MATERIAL TO PROCESS
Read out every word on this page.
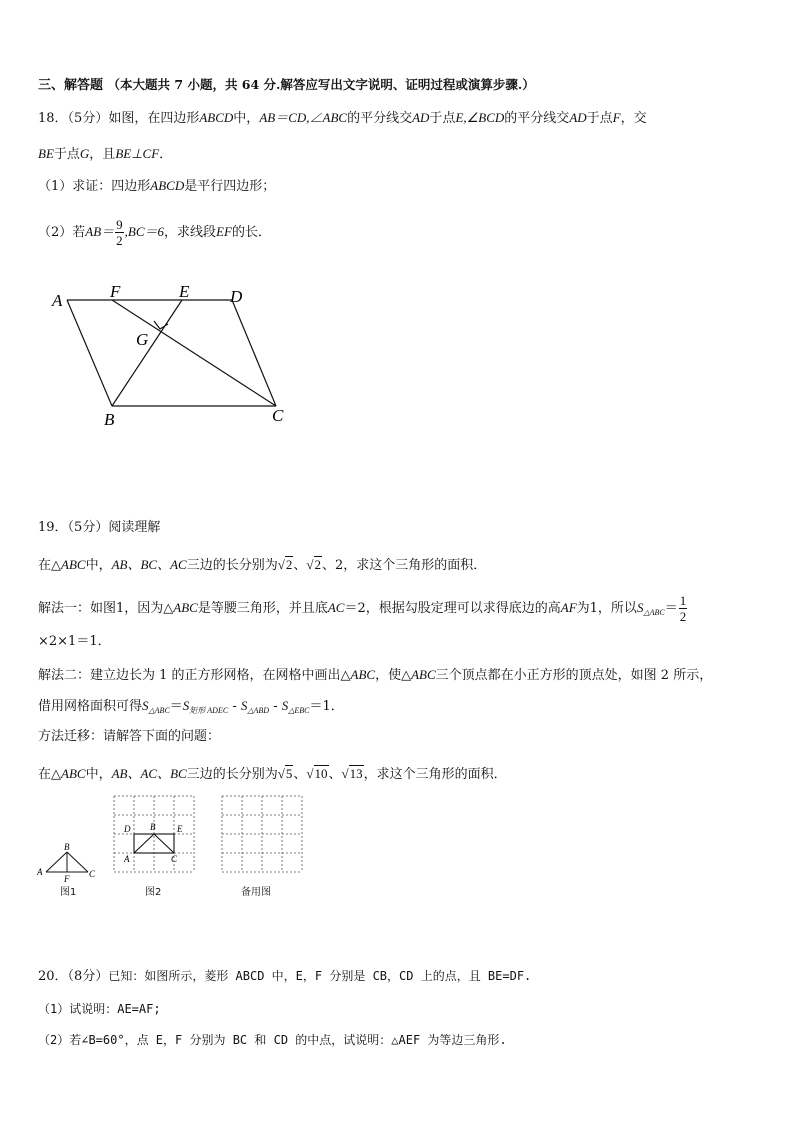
三、解答题 （本大题共 7 小题，共 64 分.解答应写出文字说明、证明过程或演算步骤.）
18．（5分）如图，在四边形ABCD中，AB＝CD,∠ABC的平分线交AD于点E,∠BCD的平分线交AD于点F，交
BE于点G，且BE⊥CF．
（1）求证：四边形ABCD是平行四边形；
（2）若$AB= \frac{9}{2} ,BC=6$，求线段EF的长．
A	F	E D
G
B	C
19．（5分）阅读理解
在△ABC中，AB、BC、AC三边的长分别为√2、√2、2，求这个三角形的面积．
解法一：如图1，因为△ABC是等腰三角形，并且底AC＝2，根据勾股定理可以求得底边的高AF为1，所以$S_{\triangle ABC}= \frac{1}{2}$
×2×1＝1．
解法二：建立边长为 1 的正方形网格，在网格中画出△ABC，使△ABC三个顶点都在小正方形的顶点处，如图 2 所示，
借用网格面积可得$S_{\triangle ABC}=S_{矩形 ADEC} - S_{\triangle ABD} - S_{\triangle EBC}=1$．
方法迁移：请解答下面的问题：
在△ABC中，AB、AC、BC三边的长分别为√5、√10、√13，求这个三角形的面积．
A
B
C
F
图1
D B E
A	C
图2	备用图
20．（8分）已知：如图所示，菱形 ABCD 中，E，F 分别是 CB，CD 上的点，且 BE=DF.
（1）试说明：AE=AF;
（2）若∠B=60°，点 E，F 分别为 BC 和 CD 的中点，试说明：△AEF 为等边三角形.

PROBLEM DETAILS
Which lines in the listing above hold the word "ABC中"? Show each of them.

TASK RESPONSE
在△ABC中，AB、BC、AC三边的长分别为√2、√2、2，求这个三角形的面积．
在△ABC中，AB、AC、BC三边的长分别为√5、√10、√13，求这个三角形的面积．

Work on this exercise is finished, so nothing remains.